-- begin --
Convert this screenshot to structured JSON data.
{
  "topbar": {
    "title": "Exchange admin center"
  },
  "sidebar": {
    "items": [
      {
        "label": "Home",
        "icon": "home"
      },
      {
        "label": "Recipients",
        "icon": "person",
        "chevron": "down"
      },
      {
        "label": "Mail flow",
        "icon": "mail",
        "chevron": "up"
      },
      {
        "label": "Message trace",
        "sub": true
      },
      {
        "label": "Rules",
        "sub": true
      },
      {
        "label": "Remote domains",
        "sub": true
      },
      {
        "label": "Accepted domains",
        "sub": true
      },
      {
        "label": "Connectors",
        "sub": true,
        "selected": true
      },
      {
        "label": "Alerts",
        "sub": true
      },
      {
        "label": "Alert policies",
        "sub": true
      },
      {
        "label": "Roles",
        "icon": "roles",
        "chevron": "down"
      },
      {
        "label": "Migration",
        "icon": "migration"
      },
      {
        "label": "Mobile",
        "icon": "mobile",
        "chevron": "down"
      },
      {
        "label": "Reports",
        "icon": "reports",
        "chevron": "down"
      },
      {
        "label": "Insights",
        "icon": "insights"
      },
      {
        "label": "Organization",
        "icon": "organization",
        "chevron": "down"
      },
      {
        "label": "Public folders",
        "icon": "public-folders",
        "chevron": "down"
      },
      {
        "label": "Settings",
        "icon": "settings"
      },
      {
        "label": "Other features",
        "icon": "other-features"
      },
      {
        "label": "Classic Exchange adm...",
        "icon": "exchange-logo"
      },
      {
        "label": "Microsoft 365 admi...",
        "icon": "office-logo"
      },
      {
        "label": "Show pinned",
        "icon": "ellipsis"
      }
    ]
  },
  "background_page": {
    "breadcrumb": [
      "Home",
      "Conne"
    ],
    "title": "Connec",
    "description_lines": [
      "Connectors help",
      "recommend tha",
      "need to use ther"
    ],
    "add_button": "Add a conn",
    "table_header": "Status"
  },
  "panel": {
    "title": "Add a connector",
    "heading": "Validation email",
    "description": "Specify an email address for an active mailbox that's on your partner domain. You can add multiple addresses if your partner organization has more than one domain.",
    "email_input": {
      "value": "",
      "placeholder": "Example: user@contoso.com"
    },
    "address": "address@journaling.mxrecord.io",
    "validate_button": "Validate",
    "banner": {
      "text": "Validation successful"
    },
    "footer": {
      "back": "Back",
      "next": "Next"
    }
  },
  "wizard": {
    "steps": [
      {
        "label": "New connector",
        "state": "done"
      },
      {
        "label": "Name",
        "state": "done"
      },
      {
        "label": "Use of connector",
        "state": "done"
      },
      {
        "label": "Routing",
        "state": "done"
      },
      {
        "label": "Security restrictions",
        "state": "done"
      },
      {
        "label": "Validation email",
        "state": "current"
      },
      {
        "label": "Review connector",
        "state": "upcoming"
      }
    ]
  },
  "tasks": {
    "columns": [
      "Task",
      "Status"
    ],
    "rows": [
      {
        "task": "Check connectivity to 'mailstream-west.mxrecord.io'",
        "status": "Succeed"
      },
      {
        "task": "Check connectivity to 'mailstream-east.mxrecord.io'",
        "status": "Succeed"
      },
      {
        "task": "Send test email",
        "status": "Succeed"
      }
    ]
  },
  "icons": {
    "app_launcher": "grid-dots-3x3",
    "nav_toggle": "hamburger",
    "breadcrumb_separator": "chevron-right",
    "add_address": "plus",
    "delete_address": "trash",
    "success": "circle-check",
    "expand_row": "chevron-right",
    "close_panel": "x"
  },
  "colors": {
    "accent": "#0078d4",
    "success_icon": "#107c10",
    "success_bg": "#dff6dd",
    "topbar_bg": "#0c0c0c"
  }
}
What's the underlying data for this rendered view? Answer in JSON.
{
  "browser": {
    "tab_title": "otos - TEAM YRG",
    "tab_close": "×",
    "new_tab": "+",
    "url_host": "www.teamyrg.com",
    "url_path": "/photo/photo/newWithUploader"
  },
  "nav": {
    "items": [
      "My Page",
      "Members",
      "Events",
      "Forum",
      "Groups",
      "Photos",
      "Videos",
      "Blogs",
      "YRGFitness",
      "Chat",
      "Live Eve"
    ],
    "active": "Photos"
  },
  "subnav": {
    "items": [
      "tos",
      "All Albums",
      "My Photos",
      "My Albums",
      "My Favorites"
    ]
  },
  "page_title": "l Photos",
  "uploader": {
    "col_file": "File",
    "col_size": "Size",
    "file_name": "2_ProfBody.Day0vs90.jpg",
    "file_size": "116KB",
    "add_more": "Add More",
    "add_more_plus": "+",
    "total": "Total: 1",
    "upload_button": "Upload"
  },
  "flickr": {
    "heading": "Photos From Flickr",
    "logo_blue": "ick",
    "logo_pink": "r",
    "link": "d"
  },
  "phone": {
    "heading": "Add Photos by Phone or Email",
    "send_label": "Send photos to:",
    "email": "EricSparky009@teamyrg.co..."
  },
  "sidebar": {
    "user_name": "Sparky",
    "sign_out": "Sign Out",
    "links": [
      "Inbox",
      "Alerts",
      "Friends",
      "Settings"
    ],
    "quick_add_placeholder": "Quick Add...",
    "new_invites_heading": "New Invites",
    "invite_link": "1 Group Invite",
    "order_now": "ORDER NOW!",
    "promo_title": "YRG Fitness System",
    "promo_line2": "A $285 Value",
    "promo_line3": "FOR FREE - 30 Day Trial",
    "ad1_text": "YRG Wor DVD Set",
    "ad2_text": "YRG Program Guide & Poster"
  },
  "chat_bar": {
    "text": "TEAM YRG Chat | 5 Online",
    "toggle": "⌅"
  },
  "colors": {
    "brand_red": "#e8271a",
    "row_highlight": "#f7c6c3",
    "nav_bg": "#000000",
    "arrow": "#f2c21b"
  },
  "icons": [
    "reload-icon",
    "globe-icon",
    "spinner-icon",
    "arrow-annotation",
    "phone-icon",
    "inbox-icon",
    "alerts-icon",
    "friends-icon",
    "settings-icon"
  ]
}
-- end --
**What to work on:**
Which lines hold the word "right"? Copy each of them from the records.

**Solution below:**
    "breadcrumb_separator": "chevron-right",
    "expand_row": "chevron-right",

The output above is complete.